*WHAT THE EXERCISE ASKS:* An exact copy of all the data is required, with pictures left out.

[A run of records]
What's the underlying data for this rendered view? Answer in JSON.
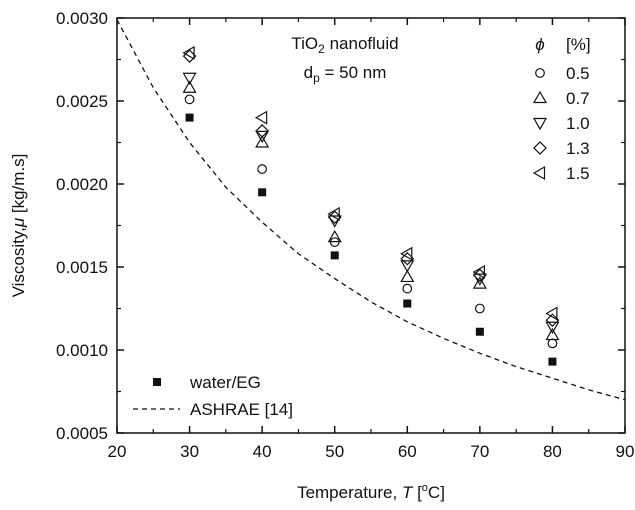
{
  "chart_data": {
    "type": "scatter",
    "title": "",
    "xlabel": {
      "prefix": "Temperature, ",
      "var": "T",
      "unit_open": " [",
      "unit_sup": "o",
      "unit_rest": "C]"
    },
    "ylabel": {
      "prefix": "Viscosity,",
      "var": "μ",
      "unit": " [kg/m.s]"
    },
    "xlim": [
      20,
      90
    ],
    "ylim": [
      0.0005,
      0.003
    ],
    "xticks": [
      "20",
      "30",
      "40",
      "50",
      "60",
      "70",
      "80",
      "90"
    ],
    "yticks": [
      "0.0005",
      "0.0010",
      "0.0015",
      "0.0020",
      "0.0025",
      "0.0030"
    ],
    "grid": false,
    "annotation": {
      "line1_main": "TiO",
      "line1_sub": "2",
      "line1_rest": " nanofluid",
      "line2_main": "d",
      "line2_sub": "p",
      "line2_rest": " = 50 nm"
    },
    "phi_legend": {
      "header_symbol": "ϕ",
      "header_label": "[%]",
      "entries": [
        {
          "label": "0.5",
          "marker": "circle"
        },
        {
          "label": "0.7",
          "marker": "triangle-up"
        },
        {
          "label": "1.0",
          "marker": "triangle-down"
        },
        {
          "label": "1.3",
          "marker": "diamond"
        },
        {
          "label": "1.5",
          "marker": "triangle-left"
        }
      ]
    },
    "base_legend": {
      "entries": [
        {
          "label": "water/EG",
          "marker": "square-filled"
        },
        {
          "label": "ASHRAE [14]",
          "marker": "dashed-line"
        }
      ]
    },
    "series": [
      {
        "name": "water/EG",
        "marker": "square-filled",
        "x": [
          30,
          40,
          50,
          60,
          70,
          80
        ],
        "y": [
          0.0024,
          0.00195,
          0.00157,
          0.00128,
          0.00111,
          0.00093
        ]
      },
      {
        "name": "0.5",
        "marker": "circle",
        "x": [
          30,
          40,
          50,
          60,
          70,
          80
        ],
        "y": [
          0.00251,
          0.00209,
          0.00165,
          0.00137,
          0.00125,
          0.00104
        ]
      },
      {
        "name": "0.7",
        "marker": "triangle-up",
        "x": [
          30,
          40,
          50,
          60,
          70,
          80
        ],
        "y": [
          0.00258,
          0.00225,
          0.00168,
          0.00144,
          0.0014,
          0.00109
        ]
      },
      {
        "name": "1.0",
        "marker": "triangle-down",
        "x": [
          30,
          40,
          50,
          60,
          70,
          80
        ],
        "y": [
          0.00264,
          0.00229,
          0.00178,
          0.00151,
          0.00143,
          0.00114
        ]
      },
      {
        "name": "1.3",
        "marker": "diamond",
        "x": [
          30,
          40,
          50,
          60,
          70,
          80
        ],
        "y": [
          0.00277,
          0.00232,
          0.0018,
          0.00155,
          0.00145,
          0.00118
        ]
      },
      {
        "name": "1.5",
        "marker": "triangle-left",
        "x": [
          30,
          40,
          50,
          60,
          70,
          80
        ],
        "y": [
          0.00279,
          0.0024,
          0.00182,
          0.00158,
          0.00147,
          0.00122
        ]
      },
      {
        "name": "ASHRAE [14]",
        "marker": "dashed-line",
        "x": [
          20,
          25,
          30,
          35,
          40,
          45,
          50,
          55,
          60,
          65,
          70,
          75,
          80,
          85,
          90
        ],
        "y": [
          0.00299,
          0.00258,
          0.00225,
          0.00198,
          0.00177,
          0.00158,
          0.00143,
          0.00129,
          0.00117,
          0.00107,
          0.00098,
          0.0009,
          0.00083,
          0.00076,
          0.0007
        ]
      }
    ]
  }
}
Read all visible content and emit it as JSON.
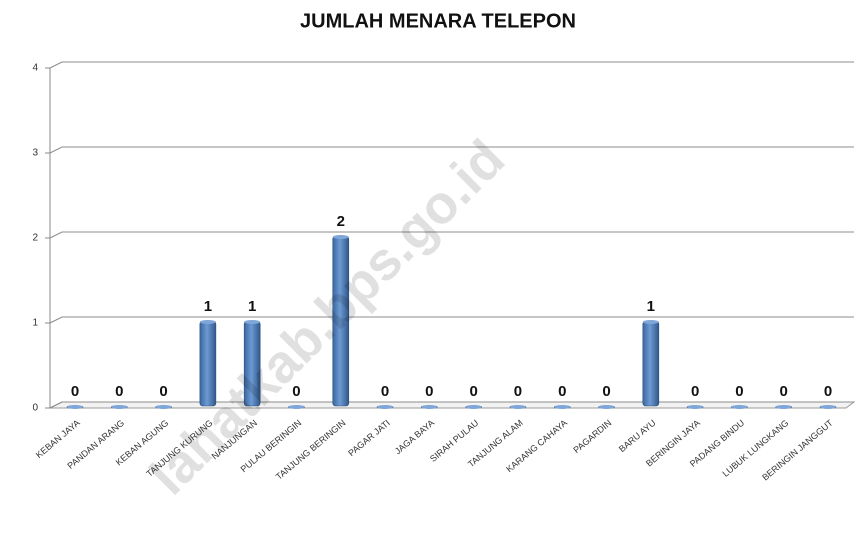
{
  "chart_data": {
    "type": "bar",
    "title": "JUMLAH MENARA TELEPON",
    "categories": [
      "KEBAN JAYA",
      "PANDAN ARANG",
      "KEBAN AGUNG",
      "TANJUNG KURUNG",
      "NANJUNGAN",
      "PULAU BERINGIN",
      "TANJUNG BERINGIN",
      "PAGAR JATI",
      "JAGA BAYA",
      "SIRAH PULAU",
      "TANJUNG ALAM",
      "KARANG CAHAYA",
      "PAGARDIN",
      "BARU AYU",
      "BERINGIN JAYA",
      "PADANG BINDU",
      "LUBUK LUNGKANG",
      "BERINGIN JANGGUT"
    ],
    "values": [
      0,
      0,
      0,
      1,
      1,
      0,
      2,
      0,
      0,
      0,
      0,
      0,
      0,
      1,
      0,
      0,
      0,
      0
    ],
    "color": "#4f81bd",
    "ylim": [
      0,
      4
    ],
    "yticks": [
      0,
      1,
      2,
      3,
      4
    ],
    "grid": true,
    "watermark": "lahatkab.bps.go.id"
  }
}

*TASK RESULT:*
What's the underlying data for this rendered view? Answer in JSON.
{
  "chart_data": {
    "type": "scatter",
    "title": "",
    "xlabel": {
      "prefix": "Temperature, ",
      "var": "T",
      "unit_open": " [",
      "unit_sup": "o",
      "unit_rest": "C]"
    },
    "ylabel": {
      "prefix": "Viscosity,",
      "var": "μ",
      "unit": " [kg/m.s]"
    },
    "xlim": [
      20,
      90
    ],
    "ylim": [
      0.0005,
      0.003
    ],
    "xticks": [
      "20",
      "30",
      "40",
      "50",
      "60",
      "70",
      "80",
      "90"
    ],
    "yticks": [
      "0.0005",
      "0.0010",
      "0.0015",
      "0.0020",
      "0.0025",
      "0.0030"
    ],
    "grid": false,
    "annotation": {
      "line1_main": "TiO",
      "line1_sub": "2",
      "line1_rest": " nanofluid",
      "line2_main": "d",
      "line2_sub": "p",
      "line2_rest": " = 50 nm"
    },
    "phi_legend": {
      "header_symbol": "ϕ",
      "header_label": "[%]",
      "entries": [
        {
          "label": "0.5",
          "marker": "circle"
        },
        {
          "label": "0.7",
          "marker": "triangle-up"
        },
        {
          "label": "1.0",
          "marker": "triangle-down"
        },
        {
          "label": "1.3",
          "marker": "diamond"
        },
        {
          "label": "1.5",
          "marker": "triangle-left"
        }
      ]
    },
    "base_legend": {
      "entries": [
        {
          "label": "water/EG",
          "marker": "square-filled"
        },
        {
          "label": "ASHRAE [14]",
          "marker": "dashed-line"
        }
      ]
    },
    "series": [
      {
        "name": "water/EG",
        "marker": "square-filled",
        "x": [
          30,
          40,
          50,
          60,
          70,
          80
        ],
        "y": [
          0.0024,
          0.00195,
          0.00157,
          0.00128,
          0.00111,
          0.00093
        ]
      },
      {
        "name": "0.5",
        "marker": "circle",
        "x": [
          30,
          40,
          50,
          60,
          70,
          80
        ],
        "y": [
          0.00251,
          0.00209,
          0.00165,
          0.00137,
          0.00125,
          0.00104
        ]
      },
      {
        "name": "0.7",
        "marker": "triangle-up",
        "x": [
          30,
          40,
          50,
          60,
          70,
          80
        ],
        "y": [
          0.00258,
          0.00225,
          0.00168,
          0.00144,
          0.0014,
          0.00109
        ]
      },
      {
        "name": "1.0",
        "marker": "triangle-down",
        "x": [
          30,
          40,
          50,
          60,
          70,
          80
        ],
        "y": [
          0.00264,
          0.00229,
          0.00178,
          0.00151,
          0.00143,
          0.00114
        ]
      },
      {
        "name": "1.3",
        "marker": "diamond",
        "x": [
          30,
          40,
          50,
          60,
          70,
          80
        ],
        "y": [
          0.00277,
          0.00232,
          0.0018,
          0.00155,
          0.00145,
          0.00118
        ]
      },
      {
        "name": "1.5",
        "marker": "triangle-left",
        "x": [
          30,
          40,
          50,
          60,
          70,
          80
        ],
        "y": [
          0.00279,
          0.0024,
          0.00182,
          0.00158,
          0.00147,
          0.00122
        ]
      },
      {
        "name": "ASHRAE [14]",
        "marker": "dashed-line",
        "x": [
          20,
          25,
          30,
          35,
          40,
          45,
          50,
          55,
          60,
          65,
          70,
          75,
          80,
          85,
          90
        ],
        "y": [
          0.00299,
          0.00258,
          0.00225,
          0.00198,
          0.00177,
          0.00158,
          0.00143,
          0.00129,
          0.00117,
          0.00107,
          0.00098,
          0.0009,
          0.00083,
          0.00076,
          0.0007
        ]
      }
    ]
  }
}
Read all visible content and emit it as JSON.
{
  "chart_data": {
    "type": "bar",
    "title": "JUMLAH MENARA TELEPON",
    "categories": [
      "KEBAN JAYA",
      "PANDAN ARANG",
      "KEBAN AGUNG",
      "TANJUNG KURUNG",
      "NANJUNGAN",
      "PULAU BERINGIN",
      "TANJUNG BERINGIN",
      "PAGAR JATI",
      "JAGA BAYA",
      "SIRAH PULAU",
      "TANJUNG ALAM",
      "KARANG CAHAYA",
      "PAGARDIN",
      "BARU AYU",
      "BERINGIN JAYA",
      "PADANG BINDU",
      "LUBUK LUNGKANG",
      "BERINGIN JANGGUT"
    ],
    "values": [
      0,
      0,
      0,
      1,
      1,
      0,
      2,
      0,
      0,
      0,
      0,
      0,
      0,
      1,
      0,
      0,
      0,
      0
    ],
    "color": "#4f81bd",
    "ylim": [
      0,
      4
    ],
    "yticks": [
      0,
      1,
      2,
      3,
      4
    ],
    "grid": true,
    "watermark": "lahatkab.bps.go.id"
  }
}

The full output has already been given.